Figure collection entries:
____
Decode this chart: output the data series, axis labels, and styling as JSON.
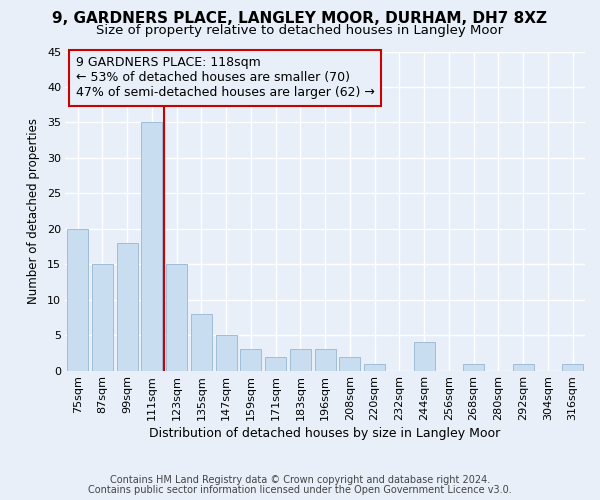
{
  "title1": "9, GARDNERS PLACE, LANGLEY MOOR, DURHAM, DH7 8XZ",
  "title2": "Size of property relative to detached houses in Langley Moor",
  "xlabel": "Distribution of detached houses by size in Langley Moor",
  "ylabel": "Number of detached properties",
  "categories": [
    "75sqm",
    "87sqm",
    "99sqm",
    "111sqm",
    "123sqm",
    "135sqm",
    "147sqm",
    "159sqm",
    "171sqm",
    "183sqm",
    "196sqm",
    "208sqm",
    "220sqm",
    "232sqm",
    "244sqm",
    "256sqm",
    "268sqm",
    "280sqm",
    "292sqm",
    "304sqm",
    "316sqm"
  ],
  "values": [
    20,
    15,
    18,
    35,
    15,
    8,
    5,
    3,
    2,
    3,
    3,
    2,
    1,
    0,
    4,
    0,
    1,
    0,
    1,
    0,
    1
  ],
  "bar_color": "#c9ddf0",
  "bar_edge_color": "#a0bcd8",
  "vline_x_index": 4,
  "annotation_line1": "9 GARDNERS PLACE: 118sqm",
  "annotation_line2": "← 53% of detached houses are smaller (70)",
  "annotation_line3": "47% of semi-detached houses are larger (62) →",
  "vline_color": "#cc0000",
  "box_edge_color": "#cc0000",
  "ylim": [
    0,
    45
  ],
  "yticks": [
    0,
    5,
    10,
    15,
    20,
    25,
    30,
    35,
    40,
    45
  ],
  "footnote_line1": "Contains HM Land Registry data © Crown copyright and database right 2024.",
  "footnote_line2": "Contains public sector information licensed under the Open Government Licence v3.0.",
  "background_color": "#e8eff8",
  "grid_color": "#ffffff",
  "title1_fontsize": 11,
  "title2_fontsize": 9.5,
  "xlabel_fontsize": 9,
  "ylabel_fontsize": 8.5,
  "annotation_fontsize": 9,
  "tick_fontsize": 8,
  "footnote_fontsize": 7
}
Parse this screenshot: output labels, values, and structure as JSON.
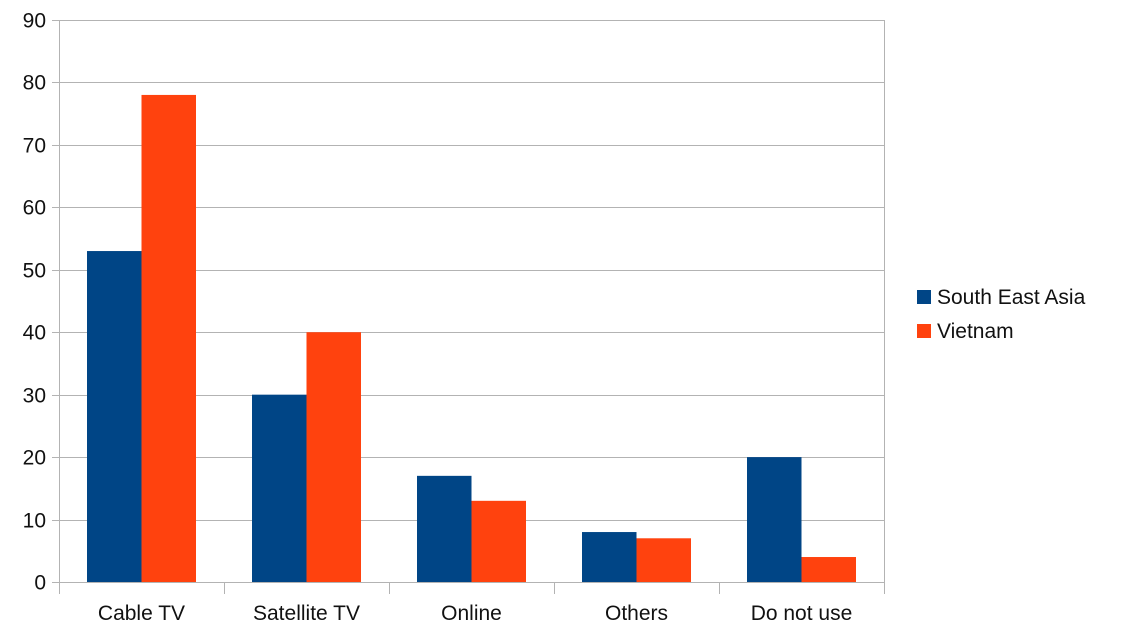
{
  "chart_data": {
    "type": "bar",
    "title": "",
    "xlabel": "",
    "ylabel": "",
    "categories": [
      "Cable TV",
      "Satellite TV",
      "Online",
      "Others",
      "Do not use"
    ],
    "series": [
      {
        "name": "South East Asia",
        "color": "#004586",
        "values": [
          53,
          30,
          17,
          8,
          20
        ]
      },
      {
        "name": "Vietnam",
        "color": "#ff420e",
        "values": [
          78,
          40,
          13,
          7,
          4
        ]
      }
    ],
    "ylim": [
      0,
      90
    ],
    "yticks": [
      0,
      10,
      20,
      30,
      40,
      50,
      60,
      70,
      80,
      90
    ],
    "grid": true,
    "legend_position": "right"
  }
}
____
The task ▸ Find and count the lines of the data that include the string "output", and report that figure by itself.

Exercise response ▸ 2